**ACTIVITY**
Wherever "scrollbar" appears in the records below, copy the line that holds it.

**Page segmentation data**
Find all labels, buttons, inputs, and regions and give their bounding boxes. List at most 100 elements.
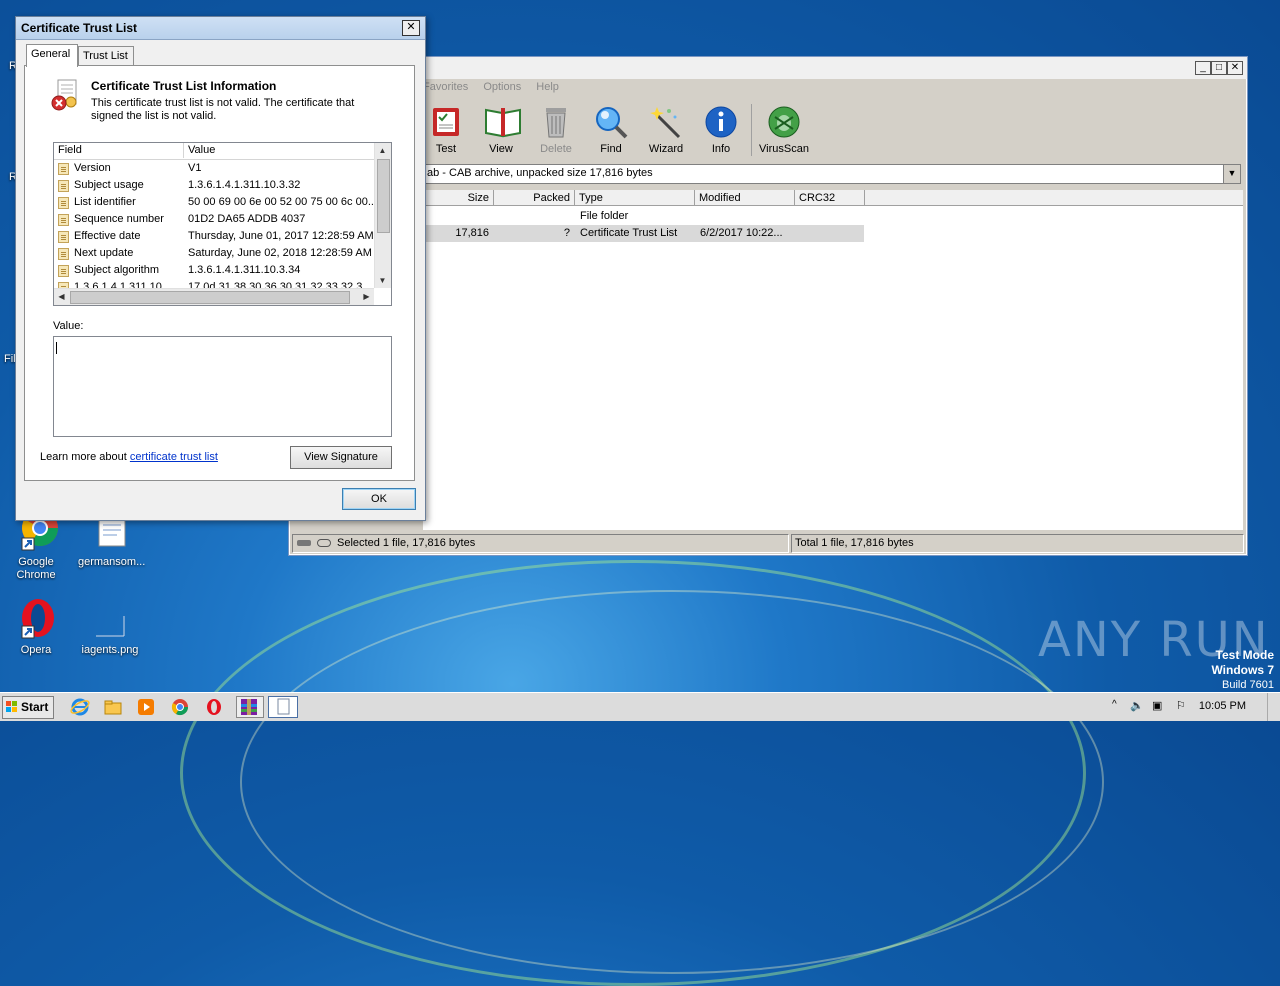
general-tab-page: Certificate Trust List Information This … (24, 65, 415, 481)
view-button[interactable]: View (476, 102, 526, 155)
file-row[interactable]: 17,816 ? Certificate Trust List 6/2/2017… (423, 225, 864, 242)
list-item[interactable]: Effective date Thursday, June 01, 2017 12… (54, 228, 374, 245)
opera-icon (14, 596, 58, 640)
volume-icon[interactable]: 🔈 (1130, 699, 1144, 712)
explorer-icon[interactable] (103, 697, 123, 717)
column-header-value[interactable]: Value (184, 143, 374, 158)
find-button[interactable]: Find (586, 102, 636, 155)
tab-trust-list[interactable]: Trust List (78, 46, 134, 66)
test-button[interactable]: Test (421, 102, 471, 155)
certificate-trust-list-link[interactable]: certificate trust list (130, 451, 218, 463)
column-header-modified[interactable]: Modified (695, 190, 795, 206)
info-button[interactable]: Info (696, 102, 746, 155)
maximize-button[interactable]: □ (1211, 61, 1227, 75)
find-icon (594, 105, 628, 139)
column-header-field[interactable]: Field (54, 143, 184, 158)
show-desktop-button[interactable] (1267, 693, 1280, 721)
file-modified: 6/2/2017 10:22... (700, 227, 783, 239)
toolbar-separator (751, 104, 752, 156)
value-label: Value: (53, 320, 84, 332)
vertical-scrollbar[interactable]: ▲ ▼ (374, 143, 391, 288)
field-value: Saturday, June 02, 2018 12:28:59 AM (188, 247, 372, 259)
learn-more-text: Learn more about certificate trust list (40, 451, 218, 463)
field-name: Next update (74, 247, 134, 259)
file-list[interactable]: Size Packed Type Modified CRC32 File fol… (423, 190, 1243, 530)
horizontal-scrollbar[interactable]: ◀ ▶ (54, 288, 374, 305)
ok-button[interactable]: OK (342, 488, 416, 510)
media-player-icon[interactable] (136, 697, 156, 717)
minimize-button[interactable]: _ (1195, 61, 1211, 75)
list-item[interactable]: Subject usage 1.3.6.1.4.1.311.10.3.32 (54, 177, 374, 194)
certificate-error-icon (51, 78, 81, 112)
network-icon[interactable]: ▣ (1152, 699, 1162, 712)
certificate-field-icon (58, 197, 69, 209)
start-button[interactable]: Start (2, 696, 54, 719)
scroll-up-arrow-icon[interactable]: ▲ (375, 143, 390, 158)
desktop-icon-opera[interactable]: Opera (6, 596, 66, 657)
field-name: Subject usage (74, 179, 144, 191)
desktop-icon-label: iagents.png (81, 644, 139, 656)
certificate-field-icon (58, 163, 69, 175)
view-signature-button[interactable]: View Signature (290, 446, 392, 469)
field-name: Sequence number (74, 213, 164, 225)
certificate-field-icon (58, 180, 69, 192)
field-value: 1.3.6.1.4.1.311.10.3.34 (188, 264, 301, 276)
list-item[interactable]: List identifier 50 00 69 00 6e 00 52 00 7… (54, 194, 374, 211)
scrollbar-thumb[interactable] (377, 159, 390, 233)
scroll-right-arrow-icon[interactable]: ▶ (359, 289, 374, 304)
wizard-icon (649, 105, 683, 139)
archive-path-combobox[interactable]: ab - CAB archive, unpacked size 17,816 b… (423, 164, 1241, 184)
value-textarea[interactable] (53, 336, 392, 437)
chevron-down-icon[interactable]: ▼ (1223, 165, 1240, 183)
list-item[interactable]: Version V1 (54, 160, 374, 177)
scroll-down-arrow-icon[interactable]: ▼ (375, 273, 390, 288)
file-row[interactable]: File folder (423, 208, 864, 225)
winrar-icon[interactable] (236, 696, 264, 718)
image-file-icon (88, 596, 132, 640)
status-selected: Selected 1 file, 17,816 bytes (292, 534, 789, 553)
wallpaper-swirl (240, 590, 1104, 974)
menu-help[interactable]: Help (536, 81, 559, 93)
tab-general[interactable]: General (26, 44, 78, 67)
system-tray: ^ 🔈 ▣ ⚐ 10:05 PM (1104, 693, 1280, 721)
text-caret (56, 342, 57, 354)
taskbar: Start ^ 🔈 ▣ ⚐ 10:05 PM (0, 692, 1280, 721)
list-item[interactable]: Subject algorithm 1.3.6.1.4.1.311.10.3.34 (54, 262, 374, 279)
opera-icon[interactable] (204, 697, 224, 717)
desktop-icon-image-file[interactable]: iagents.png (80, 596, 140, 657)
ie-icon[interactable] (70, 697, 90, 717)
wizard-button[interactable]: Wizard (641, 102, 691, 155)
virusscan-button[interactable]: VirusScan (757, 102, 811, 155)
field-name: Subject algorithm (74, 264, 159, 276)
chrome-icon[interactable] (170, 697, 190, 717)
column-header-size[interactable]: Size (423, 190, 494, 206)
field-value: 1.3.6.1.4.1.311.10.3.32 (188, 179, 301, 191)
scrollbar-thumb[interactable] (70, 291, 350, 304)
tool-label: Test (435, 143, 457, 155)
dialog-titlebar[interactable]: Certificate Trust List ✕ (16, 17, 425, 40)
test-mode-notice: Test Mode Windows 7 Build 7601 (1211, 648, 1274, 693)
winrar-titlebar[interactable]: _ □ ✕ (289, 57, 1247, 79)
menu-favorites[interactable]: Favorites (423, 81, 468, 93)
desktop-icon-label: Google Chrome (16, 556, 56, 581)
scroll-left-arrow-icon[interactable]: ◀ (54, 289, 69, 304)
tool-label: View (489, 143, 513, 155)
list-item[interactable]: Sequence number 01D2 DA65 ADDB 4037 (54, 211, 374, 228)
clock[interactable]: 10:05 PM (1199, 700, 1246, 712)
close-button[interactable]: ✕ (402, 20, 420, 36)
close-button[interactable]: ✕ (1227, 61, 1243, 75)
column-header-type[interactable]: Type (575, 190, 695, 206)
action-center-flag-icon[interactable]: ⚐ (1176, 699, 1186, 712)
field-value-list[interactable]: Field Value Version V1 Subject usage 1.3.6… (53, 142, 392, 306)
delete-icon (539, 105, 573, 139)
document-icon[interactable] (268, 696, 298, 718)
delete-button[interactable]: Delete (531, 102, 581, 155)
dialog-title: Certificate Trust List (21, 21, 138, 35)
show-hidden-icons-icon[interactable]: ^ (1112, 699, 1117, 710)
column-header-packed[interactable]: Packed (494, 190, 575, 206)
list-item[interactable]: Next update Saturday, June 02, 2018 12:28… (54, 245, 374, 262)
field-value: V1 (188, 162, 202, 174)
menu-options[interactable]: Options (483, 81, 521, 93)
column-header-crc32[interactable]: CRC32 (795, 190, 865, 206)
winrar-window: _ □ ✕ Favorites Options Help Test View D… (288, 56, 1248, 556)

**EXERCISE SOLUTION**
vertical-scrollbar[interactable]: ▲ ▼ (374, 143, 391, 288)
horizontal-scrollbar[interactable]: ◀ ▶ (54, 288, 374, 305)
scrollbar-thumb[interactable] (377, 159, 390, 233)
scrollbar-thumb[interactable] (70, 291, 350, 304)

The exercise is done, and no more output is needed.